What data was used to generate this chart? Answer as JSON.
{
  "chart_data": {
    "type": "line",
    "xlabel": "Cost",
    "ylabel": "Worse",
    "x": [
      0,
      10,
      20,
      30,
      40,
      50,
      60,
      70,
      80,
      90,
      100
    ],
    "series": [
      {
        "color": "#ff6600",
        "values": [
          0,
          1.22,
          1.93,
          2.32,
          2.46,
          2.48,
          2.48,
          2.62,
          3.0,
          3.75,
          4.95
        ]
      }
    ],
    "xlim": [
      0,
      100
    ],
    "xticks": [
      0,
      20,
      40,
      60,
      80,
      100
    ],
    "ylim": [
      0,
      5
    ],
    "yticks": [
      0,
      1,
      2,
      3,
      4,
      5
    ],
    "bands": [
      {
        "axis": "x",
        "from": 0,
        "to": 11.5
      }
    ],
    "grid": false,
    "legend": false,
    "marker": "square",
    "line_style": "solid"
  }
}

§ **Aim**:
Reproduce each record exactly as it appears.

§ **Exercise response**:
What data was used to generate this chart? Answer as JSON.
{
  "chart_data": {
    "type": "line",
    "xlabel": "Cost",
    "ylabel": "Worse",
    "x": [
      0,
      10,
      20,
      30,
      40,
      50,
      60,
      70,
      80,
      90,
      100
    ],
    "series": [
      {
        "color": "#ff6600",
        "values": [
          0,
          1.22,
          1.93,
          2.32,
          2.46,
          2.48,
          2.48,
          2.62,
          3.0,
          3.75,
          4.95
        ]
      }
    ],
    "xlim": [
      0,
      100
    ],
    "xticks": [
      0,
      20,
      40,
      60,
      80,
      100
    ],
    "ylim": [
      0,
      5
    ],
    "yticks": [
      0,
      1,
      2,
      3,
      4,
      5
    ],
    "bands": [
      {
        "axis": "x",
        "from": 0,
        "to": 11.5
      }
    ],
    "grid": false,
    "legend": false,
    "marker": "square",
    "line_style": "solid"
  }
}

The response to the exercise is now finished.